*抜粋文*.
次に第2図及び第3図に於て.6は本装置に用いられるコンクリート管であつて、その周壁には前記ステップ1の挿通部3を挿通し得る-対の挿通孔7が穿孔され、かつこの挿通孔7の入口部の周りには夫々凹所8、9が穿設されている。又10はステップ1の挿通部3の元部及び先端部に巻付けられたゴムパツキン等のシール材であり、11は挿通部3のネジ4に螺合されたナット、12は凹所9に埋設されたモルタルである。
上記シール材10を安定した状態で挿通部3に取付ける場合には第4図に示す如く、凹所9内の挿通孔7の周りにシール材10の取付凹部13を予め形成することも可能である。」(同3頁9行?4頁13行)、
(4) 「ステップの挿通部の元部にはストッパーが設けられているのでこれによってステップをコンクリート筒体に正しい深さ位置で固定することが出来、挿通部の周りにはシール材が巻付けられているので、これによってステップ取付部の漏水を防止することが出来、」(同5頁7?12行)、
(5) 第1?4図(特に第4図)、
の記載があり、上記の各記載からみて、
「マンホールの周壁における挿通孔に取付凹部と凹所の底壁とを設けるほか、先端にネジを穿設すると共に中間にストッパーを設けた挿通部が平行に形成されたコ字状主体からなるステップを設けて、このステップにおける挿通部と挿通孔の取付凹部との中間空隙にシール材を圧入する状態のもとに、座金およびナットにより締め付け固定してなるマンホール用ステップの取り付け構造」

*収集データ*.
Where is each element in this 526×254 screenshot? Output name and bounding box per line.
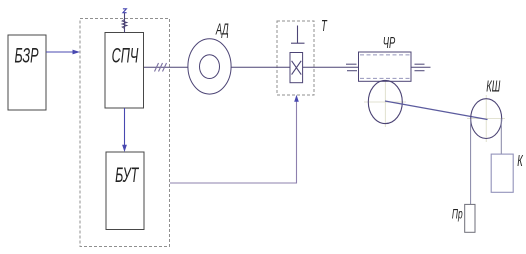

*指示 1*. マンホール用ステップの抜粋文から、「次に第2図及び第3図に於て.」を含む語句で始まり「ル用ステップの取り付け構造」」で終わる部分を一字も変えずに書き写してください。
*指示 2*. マンホール用ステップの抜粋文にある次の一文を英語に訳してください。「上記シール材10を安定した状態で挿通部3に取付ける場合には第4図に示す如く、凹所9内の挿通孔7の周りにシール材10の取付凹部13を予め形成することも可能である。」

*出力全文 1*.
次に第2図及び第3図に於て.6は本装置に用いられるコンクリート管であつて、その周壁には前記ステップ1の挿通部3を挿通し得る-対の挿通孔7が穿孔され、かつこの挿通孔7の入口部の周りには夫々凹所8、9が穿設されている。又10はステップ1の挿通部3の元部及び先端部に巻付けられたゴムパツキン等のシール材であり、11は挿通部3のネジ4に螺合されたナット、12は凹所9に埋設されたモルタルである。
上記シール材10を安定した状態で挿通部3に取付ける場合には第4図に示す如く、凹所9内の挿通孔7の周りにシール材10の取付凹部13を予め形成することも可能である。」(同3頁9行?4頁13行)、
(4) 「ステップの挿通部の元部にはストッパーが設けられているのでこれによってステップをコンクリート筒体に正しい深さ位置で固定することが出来、挿通部の周りにはシール材が巻付けられているので、これによってステップ取付部の漏水を防止することが出来、」(同5頁7?12行)、
(5) 第1?4図(特に第4図)、
の記載があり、上記の各記載からみて、
「マンホールの周壁における挿通孔に取付凹部と凹所の底壁とを設けるほか、先端にネジを穿設すると共に中間にストッパーを設けた挿通部が平行に形成されたコ字状主体からなるステップを設けて、このステップにおける挿通部と挿通孔の取付凹部との中間空隙にシール材を圧入する状態のもとに、座金およびナットにより締め付け固定してなるマンホール用ステップの取り付け構造」

*出力全文 2*. When the sealing material 10 is to be attached to the insertion portion 3 in a stable state, it is also possible, as shown in Fig. 4, to form in advance a mounting recess 13 for the sealing material 10 around the insertion hole 7 within the recess 9.